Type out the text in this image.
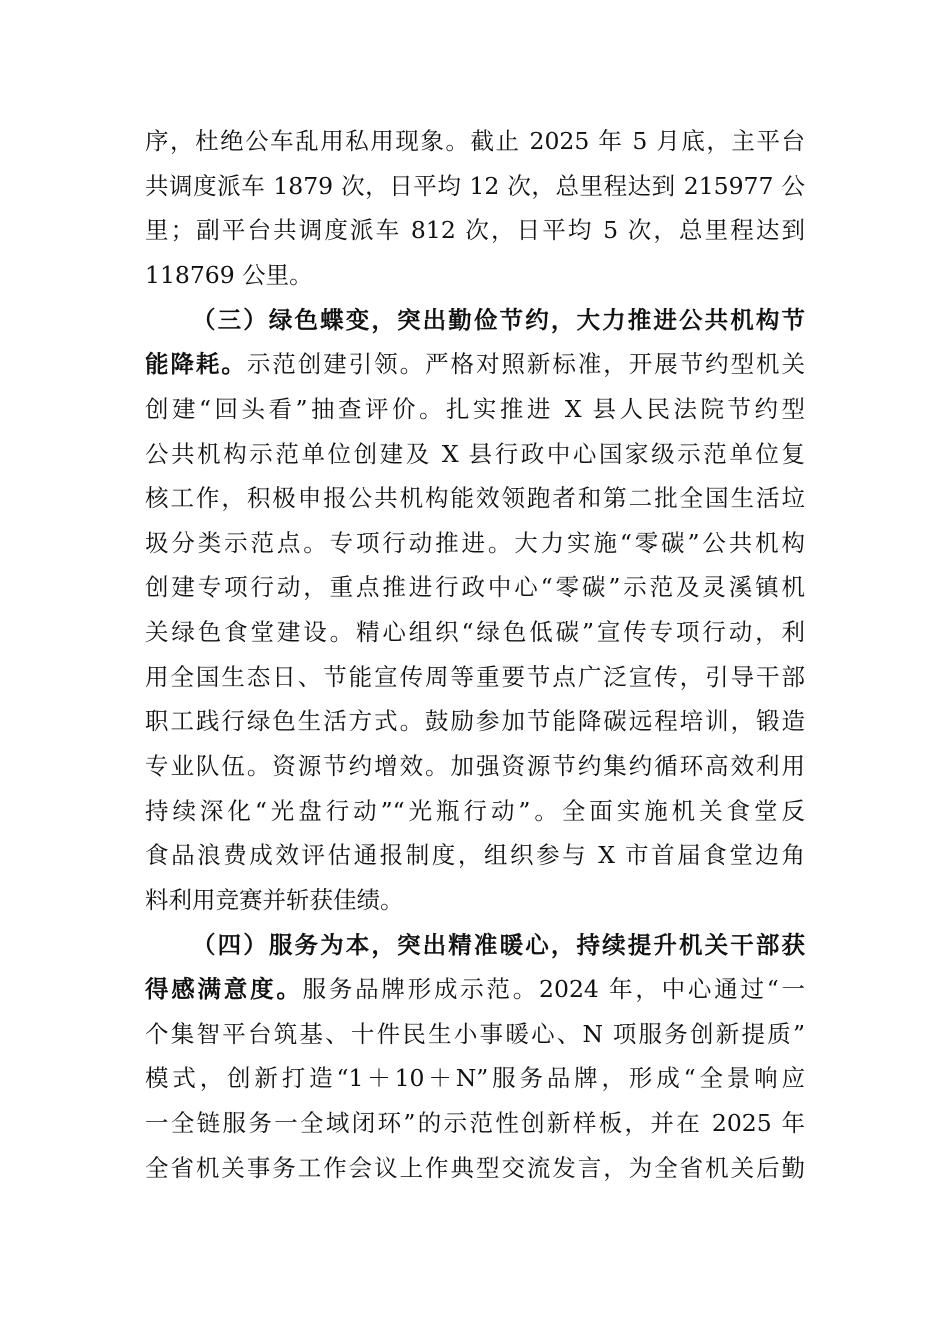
序，杜绝公车乱用私用现象。截止 2025 年 5 月底，主平台
共调度派车 1879 次，日平均 12 次，总里程达到 215977 公
里；副平台共调度派车 812 次，日平均 5 次，总里程达到
118769 公里。
（三）绿色蝶变，突出勤俭节约，大力推进公共机构节
能降耗。示范创建引领。严格对照新标准，开展节约型机关
创建“回头看”抽查评价。扎实推进 X 县人民法院节约型
公共机构示范单位创建及 X 县行政中心国家级示范单位复
核工作，积极申报公共机构能效领跑者和第二批全国生活垃
圾分类示范点。专项行动推进。大力实施“零碳”公共机构
创建专项行动，重点推进行政中心“零碳”示范及灵溪镇机
关绿色食堂建设。精心组织“绿色低碳”宣传专项行动，利
用全国生态日、节能宣传周等重要节点广泛宣传，引导干部
职工践行绿色生活方式。鼓励参加节能降碳远程培训，锻造
专业队伍。资源节约增效。加强资源节约集约循环高效利用
持续深化“光盘行动”“光瓶行动”。全面实施机关食堂反
食品浪费成效评估通报制度，组织参与 X 市首届食堂边角
料利用竞赛并斩获佳绩。
（四）服务为本，突出精准暖心，持续提升机关干部获
得感满意度。服务品牌形成示范。2024 年，中心通过“一
个集智平台筑基、十件民生小事暖心、N 项服务创新提质”
模式，创新打造“1＋10＋N”服务品牌，形成“全景响应
一全链服务一全域闭环”的示范性创新样板，并在 2025 年
全省机关事务工作会议上作典型交流发言，为全省机关后勤
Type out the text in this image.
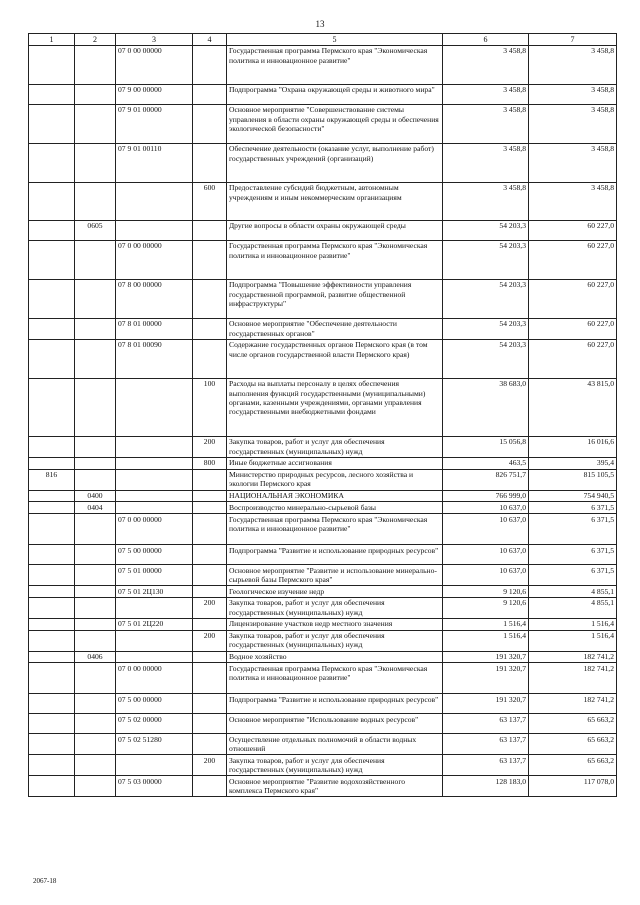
13
1	2	3	4	5	6	7
		07 0 00 00000		Государственная программа Пермского края "Экономическая политика и инновационное развитие"	3 458,8	3 458,8
		07 9 00 00000		Подпрограмма "Охрана окружающей среды и животного мира"	3 458,8	3 458,8
		07 9 01 00000		Основное мероприятие "Совершенствование системы управления в области охраны окружающей среды и обеспечения экологической безопасности"	3 458,8	3 458,8
		07 9 01 00110		Обеспечение деятельности (оказание услуг, выполнение работ) государственных учреждений (организаций)	3 458,8	3 458,8
			600	Предоставление субсидий бюджетным, автономным учреждениям и иным некоммерческим организациям	3 458,8	3 458,8
	0605			Другие вопросы в области охраны окружающей среды	54 203,3	60 227,0
		07 0 00 00000		Государственная программа Пермского края "Экономическая политика и инновационное развитие"	54 203,3	60 227,0
		07 8 00 00000		Подпрограмма "Повышение эффективности управления государственной программой, развитие общественной инфраструктуры"	54 203,3	60 227,0
		07 8 01 00000		Основное мероприятие "Обеспечение деятельности государственных органов"	54 203,3	60 227,0
		07 8 01 00090		Содержание государственных органов Пермского края (в том числе органов государственной власти Пермского края)	54 203,3	60 227,0
			100	Расходы на выплаты персоналу в целях обеспечения выполнения функций государственными (муниципальными) органами, казенными учреждениями, органами управления государственными внебюджетными фондами	38 683,0	43 815,0
			200	Закупка товаров, работ и услуг для обеспечения государственных (муниципальных) нужд	15 056,8	16 016,6
			800	Иные бюджетные ассигнования	463,5	395,4
816				Министерство природных ресурсов, лесного хозяйства и экологии Пермского края	826 751,7	815 105,5
	0400			НАЦИОНАЛЬНАЯ ЭКОНОМИКА	766 999,0	754 940,5
	0404			Воспроизводство минерально-сырьевой базы	10 637,0	6 371,5
		07 0 00 00000		Государственная программа Пермского края "Экономическая политика и инновационное развитие"	10 637,0	6 371,5
		07 5 00 00000		Подпрограмма "Развитие и использование природных ресурсов"	10 637,0	6 371,5
		07 5 01 00000		Основное мероприятие "Развитие и использование минерально-сырьевой базы Пермского края"	10 637,0	6 371,5
		07 5 01 2Ц130		Геологическое изучение недр	9 120,6	4 855,1
			200	Закупка товаров, работ и услуг для обеспечения государственных (муниципальных) нужд	9 120,6	4 855,1
		07 5 01 2Ц220		Лицензирование участков недр местного значения	1 516,4	1 516,4
			200	Закупка товаров, работ и услуг для обеспечения государственных (муниципальных) нужд	1 516,4	1 516,4
	0406			Водное хозяйство	191 320,7	182 741,2
		07 0 00 00000		Государственная программа Пермского края "Экономическая политика и инновационное развитие"	191 320,7	182 741,2
		07 5 00 00000		Подпрограмма "Развитие и использование природных ресурсов"	191 320,7	182 741,2
		07 5 02 00000		Основное мероприятие "Использование водных ресурсов"	63 137,7	65 663,2
		07 5 02 51280		Осуществление отдельных полномочий в области водных отношений	63 137,7	65 663,2
			200	Закупка товаров, работ и услуг для обеспечения государственных (муниципальных) нужд	63 137,7	65 663,2
		07 5 03 00000		Основное мероприятие "Развитие водохозяйственного комплекса Пермского края"	128 183,0	117 078,0
2067-18
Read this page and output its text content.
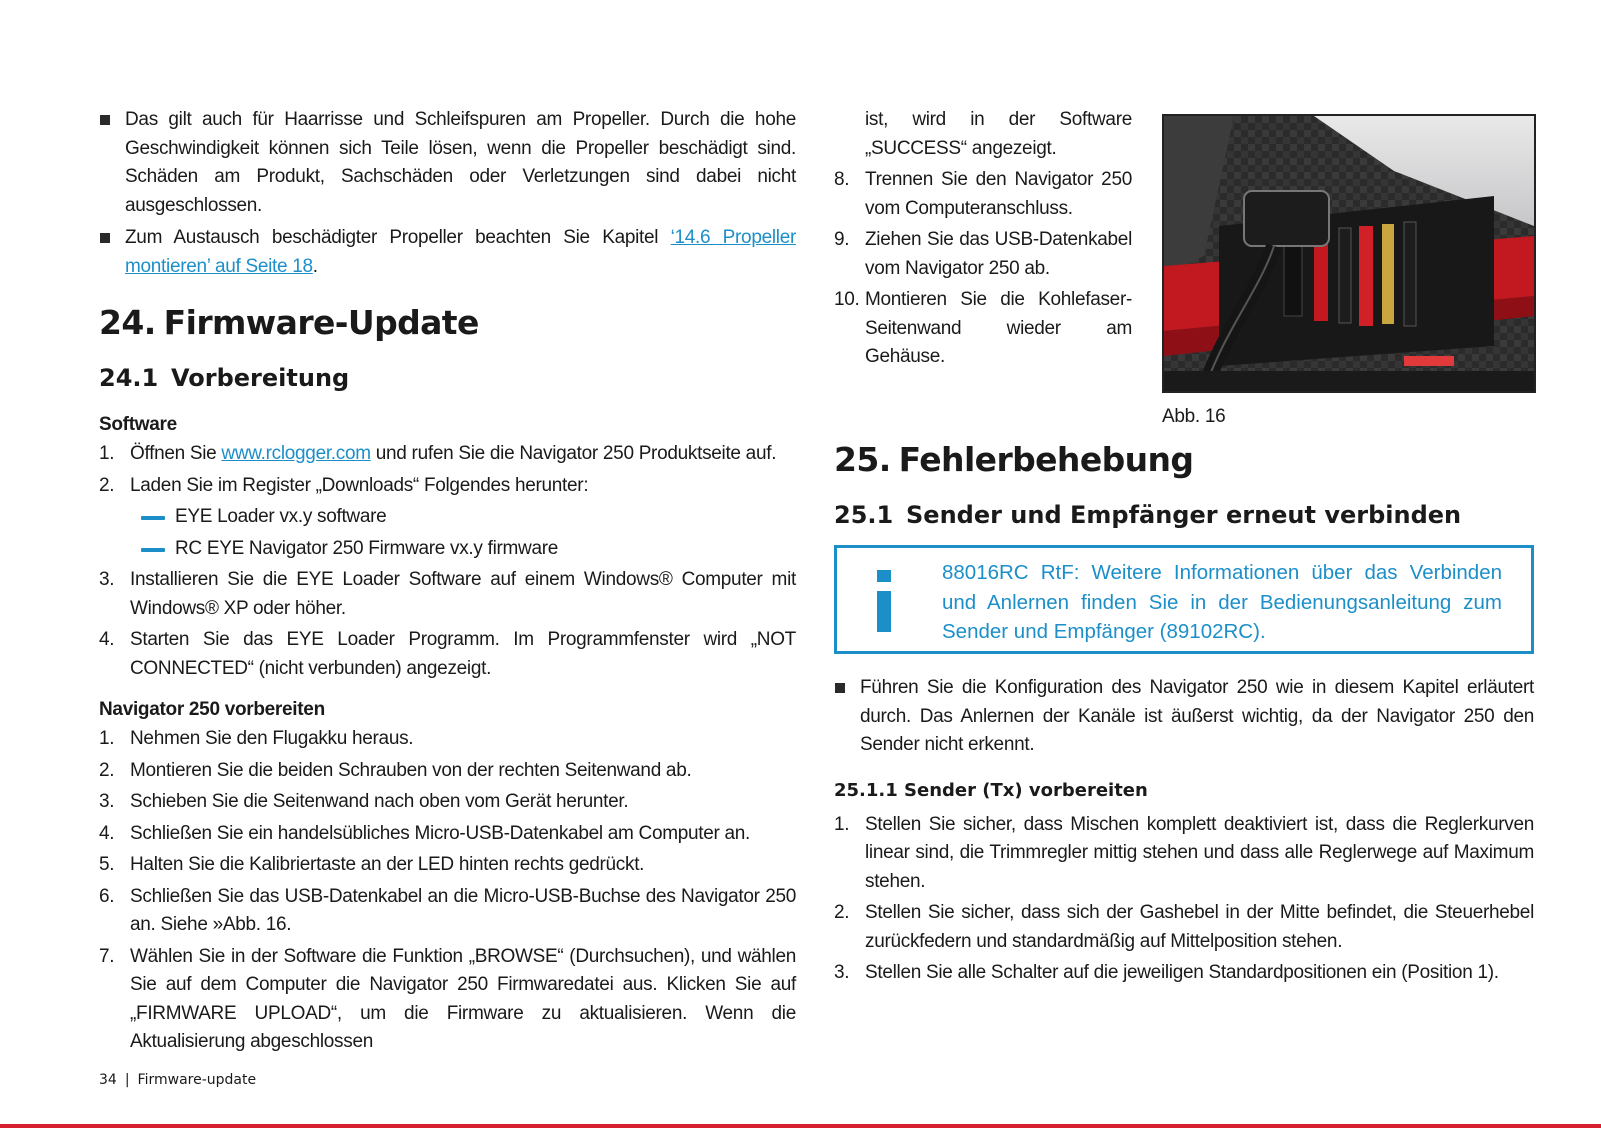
Das gilt auch für Haarrisse und Schleifspuren am Propeller. Durch die hohe Geschwindigkeit können sich Teile lösen, wenn die Propeller beschädigt sind. Schäden am Produkt, Sachschäden oder Verletzungen sind dabei nicht ausgeschlossen.
Zum Austausch beschädigter Propeller beachten Sie Kapitel ‘14.6 Propeller montieren’ auf Seite 18.
24. Firmware-Update
24.1 Vorbereitung

Software

1. Öffnen Sie www.rclogger.com und rufen Sie die Navigator 250 Produktseite auf.
2. Laden Sie im Register „Downloads“ Folgendes herunter:
EYE Loader vx.y software
RC EYE Navigator 250 Firmware vx.y firmware
3. Installieren Sie die EYE Loader Software auf einem Windows® Computer mit Windows® XP oder höher.
4. Starten Sie das EYE Loader Programm. Im Programmfenster wird „NOT CONNECTED“ (nicht verbunden) angezeigt.

Navigator 250 vorbereiten

1. Nehmen Sie den Flugakku heraus.
2. Montieren Sie die beiden Schrauben von der rechten Seitenwand ab.
3. Schieben Sie die Seitenwand nach oben vom Gerät herunter.
4. Schließen Sie ein handelsübliches Micro-USB-Datenkabel am Computer an.
5. Halten Sie die Kalibriertaste an der LED hinten rechts gedrückt.
6. Schließen Sie das USB-Datenkabel an die Micro-USB-Buchse des Navigator 250 an. Siehe »Abb. 16.
7. Wählen Sie in der Software die Funktion „BROWSE“ (Durchsuchen), und wählen Sie auf dem Computer die Navigator 250 Firmwaredatei aus. Klicken Sie auf „FIRMWARE UPLOAD“, um die Firmware zu aktualisieren. Wenn die Aktualisierung abgeschlossen

ist, wird in der Software „SUCCESS“ angezeigt.

8. Trennen Sie den Navigator 250 vom Computeranschluss.
9. Ziehen Sie das USB-Datenkabel vom Navigator 250 ab.
10. Montieren Sie die Kohlefaser-Seitenwand wieder am Gehäuse.
Abb. 16
25. Fehlerbehebung
25.1 Sender und Empfänger erneut verbinden
88016RC RtF: Weitere Informationen über das Verbinden und Anlernen finden Sie in der Bedienungsanleitung zum Sender und Empfänger (89102RC).
Führen Sie die Konfiguration des Navigator 250 wie in diesem Kapitel erläutert durch. Das Anlernen der Kanäle ist äußerst wichtig, da der Navigator 250 den Sender nicht erkennt.
25.1.1 Sender (Tx) vorbereiten
1. Stellen Sie sicher, dass Mischen komplett deaktiviert ist, dass die Reglerkurven linear sind, die Trimmregler mittig stehen und dass alle Reglerwege auf Maximum stehen.
2. Stellen Sie sicher, dass sich der Gashebel in der Mitte befindet, die Steuerhebel zurückfedern und standardmäßig auf Mittelposition stehen.
3. Stellen Sie alle Schalter auf die jeweiligen Standardpositionen ein (Position 1).
34 | Firmware-update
● ● ● ● ● ● ●
-- Task directions --
Search the entries for the string "nicht" and collect each line that has it.

-- Written response --
Das gilt auch für Haarrisse und Schleifspuren am Propeller. Durch die hohe Geschwindigkeit können sich Teile lösen, wenn die Propeller beschädigt sind. Schäden am Produkt, Sachschäden oder Verletzungen sind dabei nicht ausgeschlossen.
4. Starten Sie das EYE Loader Programm. Im Programmfenster wird „NOT CONNECTED“ (nicht verbunden) angezeigt.
Führen Sie die Konfiguration des Navigator 250 wie in diesem Kapitel erläutert durch. Das Anlernen der Kanäle ist äußerst wichtig, da der Navigator 250 den Sender nicht erkennt.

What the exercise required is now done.